**EXERCISE MATERIAL:**
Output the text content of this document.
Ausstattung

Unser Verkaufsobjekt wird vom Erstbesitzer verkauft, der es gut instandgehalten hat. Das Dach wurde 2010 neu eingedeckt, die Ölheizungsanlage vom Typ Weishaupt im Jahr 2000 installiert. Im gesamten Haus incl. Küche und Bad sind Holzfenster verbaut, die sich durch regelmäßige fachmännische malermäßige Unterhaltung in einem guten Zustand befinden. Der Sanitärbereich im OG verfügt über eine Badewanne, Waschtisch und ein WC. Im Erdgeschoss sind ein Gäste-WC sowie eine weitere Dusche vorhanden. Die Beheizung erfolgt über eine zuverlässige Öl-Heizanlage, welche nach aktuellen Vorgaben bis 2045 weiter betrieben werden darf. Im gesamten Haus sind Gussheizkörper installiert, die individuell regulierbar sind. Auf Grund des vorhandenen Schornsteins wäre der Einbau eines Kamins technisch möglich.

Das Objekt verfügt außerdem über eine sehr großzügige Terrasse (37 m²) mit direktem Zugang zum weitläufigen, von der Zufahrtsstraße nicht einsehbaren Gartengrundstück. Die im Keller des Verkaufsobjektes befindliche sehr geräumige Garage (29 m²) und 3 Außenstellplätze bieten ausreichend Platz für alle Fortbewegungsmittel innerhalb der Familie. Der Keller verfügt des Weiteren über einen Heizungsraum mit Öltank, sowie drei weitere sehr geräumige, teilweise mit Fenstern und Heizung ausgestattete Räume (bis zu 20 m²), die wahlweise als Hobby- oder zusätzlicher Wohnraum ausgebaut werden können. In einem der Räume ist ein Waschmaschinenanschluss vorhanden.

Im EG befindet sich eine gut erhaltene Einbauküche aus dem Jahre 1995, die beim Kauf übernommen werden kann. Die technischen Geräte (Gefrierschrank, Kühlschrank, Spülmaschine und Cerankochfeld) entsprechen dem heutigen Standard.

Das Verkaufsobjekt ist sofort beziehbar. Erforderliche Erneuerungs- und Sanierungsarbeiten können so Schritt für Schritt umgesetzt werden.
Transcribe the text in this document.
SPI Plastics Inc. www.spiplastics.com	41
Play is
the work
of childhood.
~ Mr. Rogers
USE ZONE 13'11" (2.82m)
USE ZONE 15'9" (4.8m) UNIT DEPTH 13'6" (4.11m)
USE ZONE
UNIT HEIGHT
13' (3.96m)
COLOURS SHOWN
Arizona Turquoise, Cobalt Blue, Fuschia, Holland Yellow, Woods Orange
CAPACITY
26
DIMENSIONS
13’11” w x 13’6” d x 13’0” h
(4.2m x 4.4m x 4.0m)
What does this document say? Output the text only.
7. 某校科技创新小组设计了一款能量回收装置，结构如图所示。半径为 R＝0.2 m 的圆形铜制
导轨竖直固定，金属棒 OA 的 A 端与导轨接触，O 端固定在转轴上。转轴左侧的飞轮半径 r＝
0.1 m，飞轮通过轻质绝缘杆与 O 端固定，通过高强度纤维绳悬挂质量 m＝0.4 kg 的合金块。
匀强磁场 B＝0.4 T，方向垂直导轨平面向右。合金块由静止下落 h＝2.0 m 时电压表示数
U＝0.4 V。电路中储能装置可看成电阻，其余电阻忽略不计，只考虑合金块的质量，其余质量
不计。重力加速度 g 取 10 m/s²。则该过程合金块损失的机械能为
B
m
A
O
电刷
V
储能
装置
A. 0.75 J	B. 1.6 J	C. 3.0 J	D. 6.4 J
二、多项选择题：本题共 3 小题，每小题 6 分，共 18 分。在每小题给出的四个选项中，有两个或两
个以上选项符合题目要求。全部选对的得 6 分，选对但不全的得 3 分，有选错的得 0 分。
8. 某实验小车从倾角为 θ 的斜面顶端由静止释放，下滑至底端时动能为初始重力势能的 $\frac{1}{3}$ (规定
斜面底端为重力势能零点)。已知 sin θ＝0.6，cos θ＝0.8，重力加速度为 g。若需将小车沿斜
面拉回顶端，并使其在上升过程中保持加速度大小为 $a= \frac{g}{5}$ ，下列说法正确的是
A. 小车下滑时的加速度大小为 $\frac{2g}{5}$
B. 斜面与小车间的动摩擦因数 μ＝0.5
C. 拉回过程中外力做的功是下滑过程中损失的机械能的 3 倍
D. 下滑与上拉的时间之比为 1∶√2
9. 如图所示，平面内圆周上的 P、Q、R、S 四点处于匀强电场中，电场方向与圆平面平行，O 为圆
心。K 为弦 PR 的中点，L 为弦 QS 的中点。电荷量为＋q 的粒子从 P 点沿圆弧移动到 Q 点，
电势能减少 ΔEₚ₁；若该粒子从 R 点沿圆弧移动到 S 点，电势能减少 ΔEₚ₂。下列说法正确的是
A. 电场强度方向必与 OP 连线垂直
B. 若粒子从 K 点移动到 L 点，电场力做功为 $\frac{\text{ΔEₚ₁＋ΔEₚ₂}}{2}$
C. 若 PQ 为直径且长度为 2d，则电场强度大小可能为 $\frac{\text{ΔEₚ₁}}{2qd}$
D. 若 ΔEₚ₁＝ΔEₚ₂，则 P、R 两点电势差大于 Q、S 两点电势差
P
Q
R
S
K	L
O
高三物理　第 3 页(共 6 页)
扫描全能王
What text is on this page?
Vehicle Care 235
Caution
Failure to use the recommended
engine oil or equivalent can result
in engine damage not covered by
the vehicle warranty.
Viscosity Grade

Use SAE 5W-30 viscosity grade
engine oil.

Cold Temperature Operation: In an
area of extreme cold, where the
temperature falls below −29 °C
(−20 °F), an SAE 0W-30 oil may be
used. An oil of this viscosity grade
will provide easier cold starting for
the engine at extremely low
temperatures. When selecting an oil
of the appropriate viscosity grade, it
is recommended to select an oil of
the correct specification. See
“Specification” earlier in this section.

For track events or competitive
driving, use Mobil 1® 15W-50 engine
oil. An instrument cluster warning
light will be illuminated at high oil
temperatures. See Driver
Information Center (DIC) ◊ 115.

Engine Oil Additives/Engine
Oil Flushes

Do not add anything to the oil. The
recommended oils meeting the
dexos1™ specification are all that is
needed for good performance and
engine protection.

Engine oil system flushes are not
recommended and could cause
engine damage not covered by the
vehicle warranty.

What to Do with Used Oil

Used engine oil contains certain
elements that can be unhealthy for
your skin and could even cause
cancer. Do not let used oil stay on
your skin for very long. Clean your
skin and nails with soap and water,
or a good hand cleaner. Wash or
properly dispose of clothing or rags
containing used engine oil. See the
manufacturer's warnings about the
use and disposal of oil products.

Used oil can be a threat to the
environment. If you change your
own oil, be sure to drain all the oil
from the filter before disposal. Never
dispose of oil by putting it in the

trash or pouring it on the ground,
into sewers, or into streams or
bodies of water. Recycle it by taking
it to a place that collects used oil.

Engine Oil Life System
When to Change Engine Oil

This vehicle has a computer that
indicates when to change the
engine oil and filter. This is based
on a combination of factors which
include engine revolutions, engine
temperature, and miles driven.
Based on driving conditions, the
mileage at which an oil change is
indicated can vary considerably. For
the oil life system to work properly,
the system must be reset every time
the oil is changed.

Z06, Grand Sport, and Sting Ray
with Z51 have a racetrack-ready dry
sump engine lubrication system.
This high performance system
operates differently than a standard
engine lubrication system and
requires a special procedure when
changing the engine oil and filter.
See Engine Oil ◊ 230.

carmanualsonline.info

**WORK REQUIRED:** Output every entry shown above, exactly.

**SOLUTION TO THE EXERCISE:**
Output the text content of this document.
Ausstattung

Unser Verkaufsobjekt wird vom Erstbesitzer verkauft, der es gut instandgehalten hat. Das Dach wurde 2010 neu eingedeckt, die Ölheizungsanlage vom Typ Weishaupt im Jahr 2000 installiert. Im gesamten Haus incl. Küche und Bad sind Holzfenster verbaut, die sich durch regelmäßige fachmännische malermäßige Unterhaltung in einem guten Zustand befinden. Der Sanitärbereich im OG verfügt über eine Badewanne, Waschtisch und ein WC. Im Erdgeschoss sind ein Gäste-WC sowie eine weitere Dusche vorhanden. Die Beheizung erfolgt über eine zuverlässige Öl-Heizanlage, welche nach aktuellen Vorgaben bis 2045 weiter betrieben werden darf. Im gesamten Haus sind Gussheizkörper installiert, die individuell regulierbar sind. Auf Grund des vorhandenen Schornsteins wäre der Einbau eines Kamins technisch möglich.

Das Objekt verfügt außerdem über eine sehr großzügige Terrasse (37 m²) mit direktem Zugang zum weitläufigen, von der Zufahrtsstraße nicht einsehbaren Gartengrundstück. Die im Keller des Verkaufsobjektes befindliche sehr geräumige Garage (29 m²) und 3 Außenstellplätze bieten ausreichend Platz für alle Fortbewegungsmittel innerhalb der Familie. Der Keller verfügt des Weiteren über einen Heizungsraum mit Öltank, sowie drei weitere sehr geräumige, teilweise mit Fenstern und Heizung ausgestattete Räume (bis zu 20 m²), die wahlweise als Hobby- oder zusätzlicher Wohnraum ausgebaut werden können. In einem der Räume ist ein Waschmaschinenanschluss vorhanden.

Im EG befindet sich eine gut erhaltene Einbauküche aus dem Jahre 1995, die beim Kauf übernommen werden kann. Die technischen Geräte (Gefrierschrank, Kühlschrank, Spülmaschine und Cerankochfeld) entsprechen dem heutigen Standard.

Das Verkaufsobjekt ist sofort beziehbar. Erforderliche Erneuerungs- und Sanierungsarbeiten können so Schritt für Schritt umgesetzt werden.
Transcribe the text in this document.
SPI Plastics Inc. www.spiplastics.com	41
Play is
the work
of childhood.
~ Mr. Rogers
USE ZONE 13'11" (2.82m)
USE ZONE 15'9" (4.8m) UNIT DEPTH 13'6" (4.11m)
USE ZONE
UNIT HEIGHT
13' (3.96m)
COLOURS SHOWN
Arizona Turquoise, Cobalt Blue, Fuschia, Holland Yellow, Woods Orange
CAPACITY
26
DIMENSIONS
13’11” w x 13’6” d x 13’0” h
(4.2m x 4.4m x 4.0m)
What does this document say? Output the text only.
7. 某校科技创新小组设计了一款能量回收装置，结构如图所示。半径为 R＝0.2 m 的圆形铜制
导轨竖直固定，金属棒 OA 的 A 端与导轨接触，O 端固定在转轴上。转轴左侧的飞轮半径 r＝
0.1 m，飞轮通过轻质绝缘杆与 O 端固定，通过高强度纤维绳悬挂质量 m＝0.4 kg 的合金块。
匀强磁场 B＝0.4 T，方向垂直导轨平面向右。合金块由静止下落 h＝2.0 m 时电压表示数
U＝0.4 V。电路中储能装置可看成电阻，其余电阻忽略不计，只考虑合金块的质量，其余质量
不计。重力加速度 g 取 10 m/s²。则该过程合金块损失的机械能为
B
m
A
O
电刷
V
储能
装置
A. 0.75 J	B. 1.6 J	C. 3.0 J	D. 6.4 J
二、多项选择题：本题共 3 小题，每小题 6 分，共 18 分。在每小题给出的四个选项中，有两个或两
个以上选项符合题目要求。全部选对的得 6 分，选对但不全的得 3 分，有选错的得 0 分。
8. 某实验小车从倾角为 θ 的斜面顶端由静止释放，下滑至底端时动能为初始重力势能的 $\frac{1}{3}$ (规定
斜面底端为重力势能零点)。已知 sin θ＝0.6，cos θ＝0.8，重力加速度为 g。若需将小车沿斜
面拉回顶端，并使其在上升过程中保持加速度大小为 $a= \frac{g}{5}$ ，下列说法正确的是
A. 小车下滑时的加速度大小为 $\frac{2g}{5}$
B. 斜面与小车间的动摩擦因数 μ＝0.5
C. 拉回过程中外力做的功是下滑过程中损失的机械能的 3 倍
D. 下滑与上拉的时间之比为 1∶√2
9. 如图所示，平面内圆周上的 P、Q、R、S 四点处于匀强电场中，电场方向与圆平面平行，O 为圆
心。K 为弦 PR 的中点，L 为弦 QS 的中点。电荷量为＋q 的粒子从 P 点沿圆弧移动到 Q 点，
电势能减少 ΔEₚ₁；若该粒子从 R 点沿圆弧移动到 S 点，电势能减少 ΔEₚ₂。下列说法正确的是
A. 电场强度方向必与 OP 连线垂直
B. 若粒子从 K 点移动到 L 点，电场力做功为 $\frac{\text{ΔEₚ₁＋ΔEₚ₂}}{2}$
C. 若 PQ 为直径且长度为 2d，则电场强度大小可能为 $\frac{\text{ΔEₚ₁}}{2qd}$
D. 若 ΔEₚ₁＝ΔEₚ₂，则 P、R 两点电势差大于 Q、S 两点电势差
P
Q
R
S
K	L
O
高三物理　第 3 页(共 6 页)
扫描全能王
What text is on this page?
Vehicle Care 235
Caution
Failure to use the recommended
engine oil or equivalent can result
in engine damage not covered by
the vehicle warranty.
Viscosity Grade

Use SAE 5W-30 viscosity grade
engine oil.

Cold Temperature Operation: In an
area of extreme cold, where the
temperature falls below −29 °C
(−20 °F), an SAE 0W-30 oil may be
used. An oil of this viscosity grade
will provide easier cold starting for
the engine at extremely low
temperatures. When selecting an oil
of the appropriate viscosity grade, it
is recommended to select an oil of
the correct specification. See
“Specification” earlier in this section.

For track events or competitive
driving, use Mobil 1® 15W-50 engine
oil. An instrument cluster warning
light will be illuminated at high oil
temperatures. See Driver
Information Center (DIC) ◊ 115.

Engine Oil Additives/Engine
Oil Flushes

Do not add anything to the oil. The
recommended oils meeting the
dexos1™ specification are all that is
needed for good performance and
engine protection.

Engine oil system flushes are not
recommended and could cause
engine damage not covered by the
vehicle warranty.

What to Do with Used Oil

Used engine oil contains certain
elements that can be unhealthy for
your skin and could even cause
cancer. Do not let used oil stay on
your skin for very long. Clean your
skin and nails with soap and water,
or a good hand cleaner. Wash or
properly dispose of clothing or rags
containing used engine oil. See the
manufacturer's warnings about the
use and disposal of oil products.

Used oil can be a threat to the
environment. If you change your
own oil, be sure to drain all the oil
from the filter before disposal. Never
dispose of oil by putting it in the

trash or pouring it on the ground,
into sewers, or into streams or
bodies of water. Recycle it by taking
it to a place that collects used oil.

Engine Oil Life System
When to Change Engine Oil

This vehicle has a computer that
indicates when to change the
engine oil and filter. This is based
on a combination of factors which
include engine revolutions, engine
temperature, and miles driven.
Based on driving conditions, the
mileage at which an oil change is
indicated can vary considerably. For
the oil life system to work properly,
the system must be reset every time
the oil is changed.

Z06, Grand Sport, and Sting Ray
with Z51 have a racetrack-ready dry
sump engine lubrication system.
This high performance system
operates differently than a standard
engine lubrication system and
requires a special procedure when
changing the engine oil and filter.
See Engine Oil ◊ 230.

carmanualsonline.info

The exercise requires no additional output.